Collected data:
+===+

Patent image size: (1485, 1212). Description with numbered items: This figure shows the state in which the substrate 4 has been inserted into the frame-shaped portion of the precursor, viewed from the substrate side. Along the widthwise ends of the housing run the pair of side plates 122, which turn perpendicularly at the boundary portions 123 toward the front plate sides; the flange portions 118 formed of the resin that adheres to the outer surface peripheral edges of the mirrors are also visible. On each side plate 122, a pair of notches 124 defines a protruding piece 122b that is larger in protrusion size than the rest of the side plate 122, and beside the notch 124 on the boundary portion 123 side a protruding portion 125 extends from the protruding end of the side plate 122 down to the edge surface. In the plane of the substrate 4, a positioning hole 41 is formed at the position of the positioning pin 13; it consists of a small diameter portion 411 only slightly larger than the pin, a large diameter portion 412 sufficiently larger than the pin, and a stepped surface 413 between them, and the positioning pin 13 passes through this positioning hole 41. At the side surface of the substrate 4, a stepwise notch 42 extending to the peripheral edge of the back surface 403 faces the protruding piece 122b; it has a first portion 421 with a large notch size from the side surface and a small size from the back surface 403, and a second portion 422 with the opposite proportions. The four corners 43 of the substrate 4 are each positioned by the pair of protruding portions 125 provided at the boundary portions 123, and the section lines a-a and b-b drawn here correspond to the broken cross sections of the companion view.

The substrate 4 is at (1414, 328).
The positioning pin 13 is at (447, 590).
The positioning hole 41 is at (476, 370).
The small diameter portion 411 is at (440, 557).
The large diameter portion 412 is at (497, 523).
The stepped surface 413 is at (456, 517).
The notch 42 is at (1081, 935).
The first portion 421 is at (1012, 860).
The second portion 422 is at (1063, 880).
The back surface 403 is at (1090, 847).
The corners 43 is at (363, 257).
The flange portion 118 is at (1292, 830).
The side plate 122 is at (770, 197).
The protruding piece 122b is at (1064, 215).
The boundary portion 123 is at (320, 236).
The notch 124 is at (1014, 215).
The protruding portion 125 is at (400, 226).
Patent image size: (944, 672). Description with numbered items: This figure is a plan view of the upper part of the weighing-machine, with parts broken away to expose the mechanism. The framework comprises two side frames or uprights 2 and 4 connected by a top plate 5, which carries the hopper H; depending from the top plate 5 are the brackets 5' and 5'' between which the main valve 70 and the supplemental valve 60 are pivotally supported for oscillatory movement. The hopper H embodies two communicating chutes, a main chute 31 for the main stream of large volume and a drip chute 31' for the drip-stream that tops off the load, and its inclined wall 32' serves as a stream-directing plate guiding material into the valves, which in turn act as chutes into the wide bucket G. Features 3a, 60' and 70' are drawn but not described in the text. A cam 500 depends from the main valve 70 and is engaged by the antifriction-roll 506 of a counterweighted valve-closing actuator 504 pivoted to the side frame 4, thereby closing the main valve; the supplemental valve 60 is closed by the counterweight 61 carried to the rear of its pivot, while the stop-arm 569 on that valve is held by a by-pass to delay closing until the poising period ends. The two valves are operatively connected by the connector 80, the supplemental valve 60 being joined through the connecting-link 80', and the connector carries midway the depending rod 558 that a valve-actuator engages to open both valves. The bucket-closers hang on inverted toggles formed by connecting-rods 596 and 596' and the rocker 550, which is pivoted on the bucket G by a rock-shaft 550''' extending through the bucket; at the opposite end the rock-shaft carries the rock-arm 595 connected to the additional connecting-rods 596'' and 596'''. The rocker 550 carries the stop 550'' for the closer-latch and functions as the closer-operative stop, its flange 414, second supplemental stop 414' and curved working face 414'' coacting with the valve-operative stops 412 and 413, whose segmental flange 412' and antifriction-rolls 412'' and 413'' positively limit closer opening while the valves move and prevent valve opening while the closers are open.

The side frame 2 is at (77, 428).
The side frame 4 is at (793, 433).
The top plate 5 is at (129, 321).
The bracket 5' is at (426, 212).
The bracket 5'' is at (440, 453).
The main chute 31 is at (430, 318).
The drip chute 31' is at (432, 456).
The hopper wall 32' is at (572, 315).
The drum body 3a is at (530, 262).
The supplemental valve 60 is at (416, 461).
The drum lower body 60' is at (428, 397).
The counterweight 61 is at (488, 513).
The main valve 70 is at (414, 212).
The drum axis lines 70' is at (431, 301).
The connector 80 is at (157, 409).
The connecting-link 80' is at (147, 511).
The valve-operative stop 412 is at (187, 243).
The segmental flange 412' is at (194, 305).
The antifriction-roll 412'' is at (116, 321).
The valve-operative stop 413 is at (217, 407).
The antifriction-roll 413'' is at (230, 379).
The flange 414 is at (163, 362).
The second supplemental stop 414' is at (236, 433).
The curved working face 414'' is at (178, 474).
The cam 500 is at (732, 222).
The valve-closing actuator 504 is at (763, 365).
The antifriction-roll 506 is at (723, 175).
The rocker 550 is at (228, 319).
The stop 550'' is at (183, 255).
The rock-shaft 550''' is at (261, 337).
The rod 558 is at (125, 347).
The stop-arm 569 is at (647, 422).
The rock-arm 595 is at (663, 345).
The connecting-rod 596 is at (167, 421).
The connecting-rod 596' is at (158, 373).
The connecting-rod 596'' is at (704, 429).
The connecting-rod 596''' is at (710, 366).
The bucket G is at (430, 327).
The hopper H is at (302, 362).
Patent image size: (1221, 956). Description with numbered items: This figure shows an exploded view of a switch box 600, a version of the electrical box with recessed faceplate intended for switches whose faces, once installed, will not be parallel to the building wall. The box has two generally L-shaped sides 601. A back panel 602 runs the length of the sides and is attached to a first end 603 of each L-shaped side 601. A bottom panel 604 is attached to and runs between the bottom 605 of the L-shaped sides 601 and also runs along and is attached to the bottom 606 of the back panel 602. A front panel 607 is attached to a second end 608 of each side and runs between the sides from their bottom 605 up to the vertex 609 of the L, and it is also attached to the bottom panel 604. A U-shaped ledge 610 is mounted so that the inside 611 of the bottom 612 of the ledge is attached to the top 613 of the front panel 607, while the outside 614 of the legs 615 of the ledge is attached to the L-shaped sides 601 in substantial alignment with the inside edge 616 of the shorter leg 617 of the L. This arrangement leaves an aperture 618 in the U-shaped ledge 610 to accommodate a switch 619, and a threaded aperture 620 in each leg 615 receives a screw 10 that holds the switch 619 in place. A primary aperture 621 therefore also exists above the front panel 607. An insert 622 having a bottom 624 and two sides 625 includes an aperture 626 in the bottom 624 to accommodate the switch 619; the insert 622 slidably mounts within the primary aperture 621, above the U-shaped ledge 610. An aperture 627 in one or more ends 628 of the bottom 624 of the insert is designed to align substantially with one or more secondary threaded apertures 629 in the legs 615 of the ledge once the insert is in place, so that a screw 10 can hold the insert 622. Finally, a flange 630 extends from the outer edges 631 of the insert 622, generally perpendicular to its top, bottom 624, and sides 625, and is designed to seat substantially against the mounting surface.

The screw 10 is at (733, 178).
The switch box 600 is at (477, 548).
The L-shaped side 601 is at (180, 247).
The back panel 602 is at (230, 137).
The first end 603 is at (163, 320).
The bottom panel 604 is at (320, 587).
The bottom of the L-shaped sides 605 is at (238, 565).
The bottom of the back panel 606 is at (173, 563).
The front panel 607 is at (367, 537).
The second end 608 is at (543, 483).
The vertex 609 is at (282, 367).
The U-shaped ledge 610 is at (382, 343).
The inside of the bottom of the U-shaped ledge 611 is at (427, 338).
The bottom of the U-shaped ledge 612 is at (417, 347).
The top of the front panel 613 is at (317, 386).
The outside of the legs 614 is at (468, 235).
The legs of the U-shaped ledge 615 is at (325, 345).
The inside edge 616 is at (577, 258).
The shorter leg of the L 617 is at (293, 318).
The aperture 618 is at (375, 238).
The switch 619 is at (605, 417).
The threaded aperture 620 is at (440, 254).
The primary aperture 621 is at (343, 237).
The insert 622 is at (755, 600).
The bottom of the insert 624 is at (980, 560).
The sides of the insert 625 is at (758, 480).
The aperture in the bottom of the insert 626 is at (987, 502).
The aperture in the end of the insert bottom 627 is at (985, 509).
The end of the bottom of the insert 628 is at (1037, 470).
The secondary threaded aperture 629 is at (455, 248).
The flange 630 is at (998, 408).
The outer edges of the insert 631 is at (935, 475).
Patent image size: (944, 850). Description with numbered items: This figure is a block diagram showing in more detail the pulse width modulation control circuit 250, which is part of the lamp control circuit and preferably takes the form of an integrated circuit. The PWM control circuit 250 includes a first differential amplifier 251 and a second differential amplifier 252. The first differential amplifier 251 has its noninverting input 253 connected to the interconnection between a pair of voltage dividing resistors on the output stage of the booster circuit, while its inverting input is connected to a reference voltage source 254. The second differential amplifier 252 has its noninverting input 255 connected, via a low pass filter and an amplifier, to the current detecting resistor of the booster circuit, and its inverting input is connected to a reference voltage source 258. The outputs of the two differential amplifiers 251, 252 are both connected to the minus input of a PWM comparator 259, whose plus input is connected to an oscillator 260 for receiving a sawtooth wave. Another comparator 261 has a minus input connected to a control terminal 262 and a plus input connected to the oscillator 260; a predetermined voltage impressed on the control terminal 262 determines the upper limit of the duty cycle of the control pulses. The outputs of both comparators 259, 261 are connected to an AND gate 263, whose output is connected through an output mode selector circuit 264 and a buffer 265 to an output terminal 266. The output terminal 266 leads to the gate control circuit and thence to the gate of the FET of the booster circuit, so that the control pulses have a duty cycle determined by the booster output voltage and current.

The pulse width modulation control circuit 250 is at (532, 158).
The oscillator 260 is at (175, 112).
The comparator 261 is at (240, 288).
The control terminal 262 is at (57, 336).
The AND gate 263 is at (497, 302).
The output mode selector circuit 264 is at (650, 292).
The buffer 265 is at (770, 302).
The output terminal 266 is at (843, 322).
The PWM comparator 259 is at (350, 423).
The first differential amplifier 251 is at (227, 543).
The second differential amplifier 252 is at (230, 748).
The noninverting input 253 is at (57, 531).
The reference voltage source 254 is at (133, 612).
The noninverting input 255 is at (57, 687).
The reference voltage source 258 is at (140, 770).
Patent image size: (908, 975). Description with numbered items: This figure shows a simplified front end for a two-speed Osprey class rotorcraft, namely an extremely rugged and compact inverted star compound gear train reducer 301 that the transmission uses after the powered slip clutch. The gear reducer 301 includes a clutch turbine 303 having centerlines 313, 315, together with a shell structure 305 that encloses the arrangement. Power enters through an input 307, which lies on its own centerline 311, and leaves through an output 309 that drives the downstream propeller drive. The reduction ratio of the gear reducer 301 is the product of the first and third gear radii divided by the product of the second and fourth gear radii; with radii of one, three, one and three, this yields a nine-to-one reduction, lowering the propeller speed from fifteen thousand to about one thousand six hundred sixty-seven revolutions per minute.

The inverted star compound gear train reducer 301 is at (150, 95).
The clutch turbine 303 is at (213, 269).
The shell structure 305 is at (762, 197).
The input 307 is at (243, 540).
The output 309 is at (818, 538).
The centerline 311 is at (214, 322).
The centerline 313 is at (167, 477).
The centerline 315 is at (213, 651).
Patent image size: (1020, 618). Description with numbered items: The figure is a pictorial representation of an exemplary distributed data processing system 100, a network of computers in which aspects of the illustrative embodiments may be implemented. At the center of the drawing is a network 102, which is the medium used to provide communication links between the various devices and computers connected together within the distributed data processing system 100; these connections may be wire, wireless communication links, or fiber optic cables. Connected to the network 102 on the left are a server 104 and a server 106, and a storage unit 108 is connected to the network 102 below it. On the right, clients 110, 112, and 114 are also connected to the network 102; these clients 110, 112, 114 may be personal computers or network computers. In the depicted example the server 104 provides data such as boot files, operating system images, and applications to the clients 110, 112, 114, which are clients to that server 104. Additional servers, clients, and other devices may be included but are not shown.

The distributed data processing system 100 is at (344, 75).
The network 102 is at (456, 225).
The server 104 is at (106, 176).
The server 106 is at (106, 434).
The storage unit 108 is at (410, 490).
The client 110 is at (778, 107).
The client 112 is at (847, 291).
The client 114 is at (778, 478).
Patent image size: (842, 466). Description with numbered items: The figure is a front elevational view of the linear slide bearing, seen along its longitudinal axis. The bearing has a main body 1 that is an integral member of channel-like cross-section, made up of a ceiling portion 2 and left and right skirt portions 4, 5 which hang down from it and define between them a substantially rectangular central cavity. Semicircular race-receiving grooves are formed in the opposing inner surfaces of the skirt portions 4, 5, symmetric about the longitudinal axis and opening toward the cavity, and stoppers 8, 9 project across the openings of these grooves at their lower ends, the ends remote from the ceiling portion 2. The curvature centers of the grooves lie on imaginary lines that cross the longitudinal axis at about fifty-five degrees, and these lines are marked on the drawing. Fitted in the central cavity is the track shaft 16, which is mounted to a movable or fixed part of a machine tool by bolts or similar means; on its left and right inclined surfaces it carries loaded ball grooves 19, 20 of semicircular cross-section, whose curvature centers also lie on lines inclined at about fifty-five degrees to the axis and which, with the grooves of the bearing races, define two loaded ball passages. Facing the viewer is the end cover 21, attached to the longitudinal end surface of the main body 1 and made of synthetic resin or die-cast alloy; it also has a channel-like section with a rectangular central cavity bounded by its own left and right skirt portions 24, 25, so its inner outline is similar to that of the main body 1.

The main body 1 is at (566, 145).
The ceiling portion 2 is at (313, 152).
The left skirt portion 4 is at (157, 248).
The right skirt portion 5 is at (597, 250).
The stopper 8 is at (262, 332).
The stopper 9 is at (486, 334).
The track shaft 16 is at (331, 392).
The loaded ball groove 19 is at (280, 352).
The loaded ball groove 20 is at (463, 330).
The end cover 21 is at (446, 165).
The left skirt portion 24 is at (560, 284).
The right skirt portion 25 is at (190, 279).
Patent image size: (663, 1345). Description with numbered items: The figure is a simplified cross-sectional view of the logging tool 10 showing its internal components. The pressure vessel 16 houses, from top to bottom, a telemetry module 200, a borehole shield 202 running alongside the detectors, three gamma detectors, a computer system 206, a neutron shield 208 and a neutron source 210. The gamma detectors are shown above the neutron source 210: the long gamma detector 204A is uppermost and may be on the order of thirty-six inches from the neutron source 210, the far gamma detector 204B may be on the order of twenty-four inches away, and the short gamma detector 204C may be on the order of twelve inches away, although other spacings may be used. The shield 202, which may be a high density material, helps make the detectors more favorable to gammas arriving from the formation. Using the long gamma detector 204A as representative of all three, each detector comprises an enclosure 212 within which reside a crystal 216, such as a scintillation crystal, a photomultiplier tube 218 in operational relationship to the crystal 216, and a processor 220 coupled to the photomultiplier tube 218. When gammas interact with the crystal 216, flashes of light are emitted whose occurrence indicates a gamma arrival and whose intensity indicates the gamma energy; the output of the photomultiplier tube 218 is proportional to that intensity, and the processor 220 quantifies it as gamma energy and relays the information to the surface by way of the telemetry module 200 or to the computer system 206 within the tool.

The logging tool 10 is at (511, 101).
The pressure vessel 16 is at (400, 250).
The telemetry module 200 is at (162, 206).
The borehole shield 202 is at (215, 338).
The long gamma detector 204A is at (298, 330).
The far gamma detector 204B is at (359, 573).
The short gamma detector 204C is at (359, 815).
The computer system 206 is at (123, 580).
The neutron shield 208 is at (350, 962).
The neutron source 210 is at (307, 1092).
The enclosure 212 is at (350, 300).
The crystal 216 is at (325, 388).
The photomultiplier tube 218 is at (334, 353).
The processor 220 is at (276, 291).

+===+

(Short problem) Count the rows above that contain the word "turbine", and reply with the number alone.

(Task answer) 2